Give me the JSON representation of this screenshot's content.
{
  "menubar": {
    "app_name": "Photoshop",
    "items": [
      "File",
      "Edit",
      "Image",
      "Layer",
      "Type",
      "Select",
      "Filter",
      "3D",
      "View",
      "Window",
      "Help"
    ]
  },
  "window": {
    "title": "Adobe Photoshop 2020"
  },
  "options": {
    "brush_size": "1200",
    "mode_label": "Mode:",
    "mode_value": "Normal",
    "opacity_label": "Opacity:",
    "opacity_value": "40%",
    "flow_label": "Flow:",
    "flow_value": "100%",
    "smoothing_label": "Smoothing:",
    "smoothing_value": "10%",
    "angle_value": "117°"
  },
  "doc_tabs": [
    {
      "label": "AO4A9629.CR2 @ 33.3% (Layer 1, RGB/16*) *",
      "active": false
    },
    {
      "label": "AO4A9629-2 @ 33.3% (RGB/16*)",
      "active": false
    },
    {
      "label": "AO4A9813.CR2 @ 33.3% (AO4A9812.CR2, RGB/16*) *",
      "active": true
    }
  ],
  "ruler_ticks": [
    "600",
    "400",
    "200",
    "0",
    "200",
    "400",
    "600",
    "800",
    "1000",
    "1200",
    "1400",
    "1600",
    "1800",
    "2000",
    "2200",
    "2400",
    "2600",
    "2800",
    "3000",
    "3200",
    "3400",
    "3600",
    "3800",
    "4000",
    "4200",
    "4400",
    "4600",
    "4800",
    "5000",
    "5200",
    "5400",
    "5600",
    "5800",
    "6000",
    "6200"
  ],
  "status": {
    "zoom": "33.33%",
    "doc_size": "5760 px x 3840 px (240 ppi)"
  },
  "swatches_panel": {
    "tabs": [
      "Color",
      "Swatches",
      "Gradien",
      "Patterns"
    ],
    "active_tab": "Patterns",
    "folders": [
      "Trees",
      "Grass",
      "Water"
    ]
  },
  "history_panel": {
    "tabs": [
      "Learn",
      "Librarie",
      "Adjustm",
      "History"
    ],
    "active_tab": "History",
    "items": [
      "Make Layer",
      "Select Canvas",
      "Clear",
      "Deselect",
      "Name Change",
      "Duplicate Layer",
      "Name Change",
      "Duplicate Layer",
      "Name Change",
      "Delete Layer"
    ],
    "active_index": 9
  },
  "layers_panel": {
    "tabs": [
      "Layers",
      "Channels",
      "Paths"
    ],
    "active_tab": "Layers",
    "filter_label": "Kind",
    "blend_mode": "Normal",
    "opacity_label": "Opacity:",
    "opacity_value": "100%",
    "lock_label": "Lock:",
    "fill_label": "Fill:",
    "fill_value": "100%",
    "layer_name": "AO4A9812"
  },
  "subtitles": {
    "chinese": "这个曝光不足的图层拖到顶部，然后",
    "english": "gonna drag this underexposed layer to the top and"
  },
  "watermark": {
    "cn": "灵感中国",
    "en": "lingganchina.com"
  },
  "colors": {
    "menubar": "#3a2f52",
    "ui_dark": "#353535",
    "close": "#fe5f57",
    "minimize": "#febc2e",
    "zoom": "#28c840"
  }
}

----

• _Task to carry out_:
Copy every line of the material, please, keeping it exactly the same.

• _Reply_:
Give me the JSON representation of this screenshot's content.
{
  "menubar": {
    "app_name": "Photoshop",
    "items": [
      "File",
      "Edit",
      "Image",
      "Layer",
      "Type",
      "Select",
      "Filter",
      "3D",
      "View",
      "Window",
      "Help"
    ]
  },
  "window": {
    "title": "Adobe Photoshop 2020"
  },
  "options": {
    "brush_size": "1200",
    "mode_label": "Mode:",
    "mode_value": "Normal",
    "opacity_label": "Opacity:",
    "opacity_value": "40%",
    "flow_label": "Flow:",
    "flow_value": "100%",
    "smoothing_label": "Smoothing:",
    "smoothing_value": "10%",
    "angle_value": "117°"
  },
  "doc_tabs": [
    {
      "label": "AO4A9629.CR2 @ 33.3% (Layer 1, RGB/16*) *",
      "active": false
    },
    {
      "label": "AO4A9629-2 @ 33.3% (RGB/16*)",
      "active": false
    },
    {
      "label": "AO4A9813.CR2 @ 33.3% (AO4A9812.CR2, RGB/16*) *",
      "active": true
    }
  ],
  "ruler_ticks": [
    "600",
    "400",
    "200",
    "0",
    "200",
    "400",
    "600",
    "800",
    "1000",
    "1200",
    "1400",
    "1600",
    "1800",
    "2000",
    "2200",
    "2400",
    "2600",
    "2800",
    "3000",
    "3200",
    "3400",
    "3600",
    "3800",
    "4000",
    "4200",
    "4400",
    "4600",
    "4800",
    "5000",
    "5200",
    "5400",
    "5600",
    "5800",
    "6000",
    "6200"
  ],
  "status": {
    "zoom": "33.33%",
    "doc_size": "5760 px x 3840 px (240 ppi)"
  },
  "swatches_panel": {
    "tabs": [
      "Color",
      "Swatches",
      "Gradien",
      "Patterns"
    ],
    "active_tab": "Patterns",
    "folders": [
      "Trees",
      "Grass",
      "Water"
    ]
  },
  "history_panel": {
    "tabs": [
      "Learn",
      "Librarie",
      "Adjustm",
      "History"
    ],
    "active_tab": "History",
    "items": [
      "Make Layer",
      "Select Canvas",
      "Clear",
      "Deselect",
      "Name Change",
      "Duplicate Layer",
      "Name Change",
      "Duplicate Layer",
      "Name Change",
      "Delete Layer"
    ],
    "active_index": 9
  },
  "layers_panel": {
    "tabs": [
      "Layers",
      "Channels",
      "Paths"
    ],
    "active_tab": "Layers",
    "filter_label": "Kind",
    "blend_mode": "Normal",
    "opacity_label": "Opacity:",
    "opacity_value": "100%",
    "lock_label": "Lock:",
    "fill_label": "Fill:",
    "fill_value": "100%",
    "layer_name": "AO4A9812"
  },
  "subtitles": {
    "chinese": "这个曝光不足的图层拖到顶部，然后",
    "english": "gonna drag this underexposed layer to the top and"
  },
  "watermark": {
    "cn": "灵感中国",
    "en": "lingganchina.com"
  },
  "colors": {
    "menubar": "#3a2f52",
    "ui_dark": "#353535",
    "close": "#fe5f57",
    "minimize": "#febc2e",
    "zoom": "#28c840"
  }
}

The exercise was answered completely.